Your objective
Repeat the material exactly, every line of it.

** Start Provided entries **

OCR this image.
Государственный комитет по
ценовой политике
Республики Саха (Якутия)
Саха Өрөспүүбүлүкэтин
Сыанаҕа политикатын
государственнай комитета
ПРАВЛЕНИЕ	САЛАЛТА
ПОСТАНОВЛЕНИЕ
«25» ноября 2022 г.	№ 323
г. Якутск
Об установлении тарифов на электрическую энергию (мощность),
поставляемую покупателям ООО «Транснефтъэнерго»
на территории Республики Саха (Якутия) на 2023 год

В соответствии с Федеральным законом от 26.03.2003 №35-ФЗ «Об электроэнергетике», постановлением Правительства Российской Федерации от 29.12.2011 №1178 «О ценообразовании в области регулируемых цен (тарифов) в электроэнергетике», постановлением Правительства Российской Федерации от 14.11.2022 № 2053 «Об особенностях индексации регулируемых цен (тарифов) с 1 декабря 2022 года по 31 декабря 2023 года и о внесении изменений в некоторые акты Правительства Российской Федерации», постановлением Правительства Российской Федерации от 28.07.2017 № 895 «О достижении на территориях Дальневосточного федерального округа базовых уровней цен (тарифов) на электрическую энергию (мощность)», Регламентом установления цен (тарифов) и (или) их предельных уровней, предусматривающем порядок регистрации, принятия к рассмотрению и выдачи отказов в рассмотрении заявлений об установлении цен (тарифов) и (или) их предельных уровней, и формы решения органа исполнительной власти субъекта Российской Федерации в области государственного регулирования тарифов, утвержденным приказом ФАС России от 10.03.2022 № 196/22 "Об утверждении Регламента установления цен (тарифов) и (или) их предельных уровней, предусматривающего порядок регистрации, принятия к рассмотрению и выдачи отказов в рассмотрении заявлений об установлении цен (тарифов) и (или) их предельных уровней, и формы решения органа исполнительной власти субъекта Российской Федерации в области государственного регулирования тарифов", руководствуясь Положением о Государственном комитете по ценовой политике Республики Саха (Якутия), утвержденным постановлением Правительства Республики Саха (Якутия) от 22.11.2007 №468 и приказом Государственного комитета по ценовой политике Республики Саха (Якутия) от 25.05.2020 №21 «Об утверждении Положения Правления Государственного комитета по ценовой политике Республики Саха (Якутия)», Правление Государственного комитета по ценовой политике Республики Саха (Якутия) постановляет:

** End Provided entries **

Exercise answer
OCR this image.
Государственный комитет по
ценовой политике
Республики Саха (Якутия)
Саха Өрөспүүбүлүкэтин
Сыанаҕа политикатын
государственнай комитета
ПРАВЛЕНИЕ	САЛАЛТА
ПОСТАНОВЛЕНИЕ
«25» ноября 2022 г.	№ 323
г. Якутск
Об установлении тарифов на электрическую энергию (мощность),
поставляемую покупателям ООО «Транснефтъэнерго»
на территории Республики Саха (Якутия) на 2023 год

В соответствии с Федеральным законом от 26.03.2003 №35-ФЗ «Об электроэнергетике», постановлением Правительства Российской Федерации от 29.12.2011 №1178 «О ценообразовании в области регулируемых цен (тарифов) в электроэнергетике», постановлением Правительства Российской Федерации от 14.11.2022 № 2053 «Об особенностях индексации регулируемых цен (тарифов) с 1 декабря 2022 года по 31 декабря 2023 года и о внесении изменений в некоторые акты Правительства Российской Федерации», постановлением Правительства Российской Федерации от 28.07.2017 № 895 «О достижении на территориях Дальневосточного федерального округа базовых уровней цен (тарифов) на электрическую энергию (мощность)», Регламентом установления цен (тарифов) и (или) их предельных уровней, предусматривающем порядок регистрации, принятия к рассмотрению и выдачи отказов в рассмотрении заявлений об установлении цен (тарифов) и (или) их предельных уровней, и формы решения органа исполнительной власти субъекта Российской Федерации в области государственного регулирования тарифов, утвержденным приказом ФАС России от 10.03.2022 № 196/22 "Об утверждении Регламента установления цен (тарифов) и (или) их предельных уровней, предусматривающего порядок регистрации, принятия к рассмотрению и выдачи отказов в рассмотрении заявлений об установлении цен (тарифов) и (или) их предельных уровней, и формы решения органа исполнительной власти субъекта Российской Федерации в области государственного регулирования тарифов", руководствуясь Положением о Государственном комитете по ценовой политике Республики Саха (Якутия), утвержденным постановлением Правительства Республики Саха (Якутия) от 22.11.2007 №468 и приказом Государственного комитета по ценовой политике Республики Саха (Якутия) от 25.05.2020 №21 «Об утверждении Положения Правления Государственного комитета по ценовой политике Республики Саха (Якутия)», Правление Государственного комитета по ценовой политике Республики Саха (Якутия) постановляет:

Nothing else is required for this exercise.